** Begin Source data **

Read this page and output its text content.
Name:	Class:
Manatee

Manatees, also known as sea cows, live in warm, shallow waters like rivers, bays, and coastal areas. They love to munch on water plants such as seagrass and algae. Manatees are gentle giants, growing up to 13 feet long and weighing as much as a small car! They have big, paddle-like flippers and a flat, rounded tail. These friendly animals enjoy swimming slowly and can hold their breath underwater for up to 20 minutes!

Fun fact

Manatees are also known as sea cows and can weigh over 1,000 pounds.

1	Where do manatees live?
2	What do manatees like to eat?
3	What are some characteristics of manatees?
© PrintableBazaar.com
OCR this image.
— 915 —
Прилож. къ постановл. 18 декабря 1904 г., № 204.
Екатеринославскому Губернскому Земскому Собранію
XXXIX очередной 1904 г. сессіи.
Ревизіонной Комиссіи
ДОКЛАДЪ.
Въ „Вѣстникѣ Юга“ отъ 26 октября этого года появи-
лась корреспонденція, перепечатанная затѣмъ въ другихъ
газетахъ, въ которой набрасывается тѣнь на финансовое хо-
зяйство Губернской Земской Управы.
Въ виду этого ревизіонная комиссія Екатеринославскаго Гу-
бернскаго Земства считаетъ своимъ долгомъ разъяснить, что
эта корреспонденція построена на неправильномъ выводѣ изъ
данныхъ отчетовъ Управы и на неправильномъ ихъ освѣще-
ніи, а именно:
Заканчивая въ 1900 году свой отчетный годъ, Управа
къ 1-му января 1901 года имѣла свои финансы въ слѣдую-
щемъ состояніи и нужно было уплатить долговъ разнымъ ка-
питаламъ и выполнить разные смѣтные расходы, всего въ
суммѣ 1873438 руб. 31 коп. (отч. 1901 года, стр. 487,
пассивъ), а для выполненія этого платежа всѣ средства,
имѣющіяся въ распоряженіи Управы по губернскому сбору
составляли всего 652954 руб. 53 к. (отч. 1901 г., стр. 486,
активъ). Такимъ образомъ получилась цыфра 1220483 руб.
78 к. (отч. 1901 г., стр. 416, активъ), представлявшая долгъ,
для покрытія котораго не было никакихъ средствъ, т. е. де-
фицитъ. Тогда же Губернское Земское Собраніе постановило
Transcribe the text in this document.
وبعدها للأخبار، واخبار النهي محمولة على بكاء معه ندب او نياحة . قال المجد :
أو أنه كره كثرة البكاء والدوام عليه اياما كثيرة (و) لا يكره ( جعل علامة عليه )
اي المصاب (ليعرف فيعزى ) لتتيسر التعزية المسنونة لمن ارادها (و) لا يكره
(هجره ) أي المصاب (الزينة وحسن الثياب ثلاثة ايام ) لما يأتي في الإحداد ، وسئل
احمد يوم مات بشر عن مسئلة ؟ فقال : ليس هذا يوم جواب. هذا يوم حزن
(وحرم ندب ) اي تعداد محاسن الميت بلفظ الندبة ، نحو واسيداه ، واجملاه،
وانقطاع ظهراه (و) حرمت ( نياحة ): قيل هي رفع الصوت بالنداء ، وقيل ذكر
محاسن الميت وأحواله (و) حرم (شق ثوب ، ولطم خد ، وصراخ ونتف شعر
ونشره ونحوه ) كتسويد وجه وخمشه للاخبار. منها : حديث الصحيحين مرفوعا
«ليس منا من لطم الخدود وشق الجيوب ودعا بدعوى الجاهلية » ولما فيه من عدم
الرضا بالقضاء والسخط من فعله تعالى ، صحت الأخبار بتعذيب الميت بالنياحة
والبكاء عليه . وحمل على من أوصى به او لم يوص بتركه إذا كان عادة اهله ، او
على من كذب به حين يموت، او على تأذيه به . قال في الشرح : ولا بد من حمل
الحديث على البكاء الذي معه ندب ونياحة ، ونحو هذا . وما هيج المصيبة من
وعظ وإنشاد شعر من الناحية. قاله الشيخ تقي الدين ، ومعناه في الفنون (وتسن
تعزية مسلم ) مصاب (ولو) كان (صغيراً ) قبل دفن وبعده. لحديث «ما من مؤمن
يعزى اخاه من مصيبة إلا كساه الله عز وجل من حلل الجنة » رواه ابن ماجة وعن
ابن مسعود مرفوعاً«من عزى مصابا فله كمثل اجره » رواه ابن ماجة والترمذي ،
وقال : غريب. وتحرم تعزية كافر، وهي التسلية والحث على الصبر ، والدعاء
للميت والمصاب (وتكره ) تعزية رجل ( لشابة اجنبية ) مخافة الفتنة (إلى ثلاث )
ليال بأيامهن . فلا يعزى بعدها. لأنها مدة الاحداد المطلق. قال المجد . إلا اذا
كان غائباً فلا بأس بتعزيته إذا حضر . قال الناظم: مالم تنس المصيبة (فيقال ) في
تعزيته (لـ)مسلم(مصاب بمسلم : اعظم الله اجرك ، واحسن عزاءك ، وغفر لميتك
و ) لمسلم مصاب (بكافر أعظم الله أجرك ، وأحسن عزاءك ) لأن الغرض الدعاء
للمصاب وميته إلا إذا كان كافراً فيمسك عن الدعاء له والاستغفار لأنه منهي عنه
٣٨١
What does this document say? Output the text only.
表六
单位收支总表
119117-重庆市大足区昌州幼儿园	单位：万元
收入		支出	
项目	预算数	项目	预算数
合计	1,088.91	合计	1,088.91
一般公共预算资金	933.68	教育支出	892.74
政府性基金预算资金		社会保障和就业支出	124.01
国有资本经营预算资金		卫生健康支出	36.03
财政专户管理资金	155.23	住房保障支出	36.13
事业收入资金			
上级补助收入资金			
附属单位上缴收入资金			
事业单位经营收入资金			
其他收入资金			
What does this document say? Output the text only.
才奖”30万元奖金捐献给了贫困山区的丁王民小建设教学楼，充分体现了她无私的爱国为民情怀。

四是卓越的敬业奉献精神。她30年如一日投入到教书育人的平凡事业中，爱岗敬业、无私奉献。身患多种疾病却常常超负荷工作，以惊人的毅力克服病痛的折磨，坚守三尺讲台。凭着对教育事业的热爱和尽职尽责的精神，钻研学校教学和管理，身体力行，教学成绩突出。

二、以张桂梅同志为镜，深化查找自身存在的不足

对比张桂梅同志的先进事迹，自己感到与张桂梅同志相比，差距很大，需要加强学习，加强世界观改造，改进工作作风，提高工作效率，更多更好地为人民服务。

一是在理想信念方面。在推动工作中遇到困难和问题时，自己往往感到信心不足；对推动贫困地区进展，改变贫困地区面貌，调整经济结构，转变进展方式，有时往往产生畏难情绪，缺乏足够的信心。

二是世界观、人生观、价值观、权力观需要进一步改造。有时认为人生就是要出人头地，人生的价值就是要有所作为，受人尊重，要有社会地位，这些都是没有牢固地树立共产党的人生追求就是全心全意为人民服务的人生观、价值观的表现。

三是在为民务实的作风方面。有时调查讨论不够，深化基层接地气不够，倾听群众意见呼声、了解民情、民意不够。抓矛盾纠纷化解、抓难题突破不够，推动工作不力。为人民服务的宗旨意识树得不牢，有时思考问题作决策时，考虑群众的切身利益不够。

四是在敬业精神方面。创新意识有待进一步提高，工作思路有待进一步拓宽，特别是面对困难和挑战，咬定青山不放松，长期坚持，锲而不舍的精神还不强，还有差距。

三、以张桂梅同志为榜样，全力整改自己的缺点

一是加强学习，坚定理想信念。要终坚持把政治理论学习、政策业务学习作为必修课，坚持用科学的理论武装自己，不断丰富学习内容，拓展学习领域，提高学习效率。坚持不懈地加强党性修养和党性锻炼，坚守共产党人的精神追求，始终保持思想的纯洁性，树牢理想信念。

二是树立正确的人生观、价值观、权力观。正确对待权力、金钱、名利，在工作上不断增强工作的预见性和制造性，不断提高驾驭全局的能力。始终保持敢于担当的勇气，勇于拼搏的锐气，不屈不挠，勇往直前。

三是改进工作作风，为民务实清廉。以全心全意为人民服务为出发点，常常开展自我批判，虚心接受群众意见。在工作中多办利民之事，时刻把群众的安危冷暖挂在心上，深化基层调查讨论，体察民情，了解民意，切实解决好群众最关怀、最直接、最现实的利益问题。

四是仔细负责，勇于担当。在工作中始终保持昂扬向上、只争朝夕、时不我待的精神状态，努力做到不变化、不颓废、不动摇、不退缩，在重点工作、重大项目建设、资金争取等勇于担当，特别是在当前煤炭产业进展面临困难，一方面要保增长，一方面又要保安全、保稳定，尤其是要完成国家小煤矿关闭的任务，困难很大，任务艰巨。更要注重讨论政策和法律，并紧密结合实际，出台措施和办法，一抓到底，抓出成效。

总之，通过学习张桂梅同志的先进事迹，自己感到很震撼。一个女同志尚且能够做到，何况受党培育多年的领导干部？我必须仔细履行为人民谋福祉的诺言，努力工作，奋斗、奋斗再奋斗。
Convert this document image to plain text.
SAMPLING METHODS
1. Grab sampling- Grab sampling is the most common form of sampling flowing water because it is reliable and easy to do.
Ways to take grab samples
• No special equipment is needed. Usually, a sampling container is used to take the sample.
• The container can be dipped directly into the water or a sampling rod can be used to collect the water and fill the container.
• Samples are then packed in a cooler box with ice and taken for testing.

** End Source data **

## Goal of the exercise:
Retype exactly the lines from the one containing "Convert this document image to plain text." through the last line of the records above, including both.

## Solution to this task:
Convert this document image to plain text.
SAMPLING METHODS
1. Grab sampling- Grab sampling is the most common form of sampling flowing water because it is reliable and easy to do.
Ways to take grab samples
• No special equipment is needed. Usually, a sampling container is used to take the sample.
• The container can be dipped directly into the water or a sampling rod can be used to collect the water and fill the container.
• Samples are then packed in a cooler box with ice and taken for testing.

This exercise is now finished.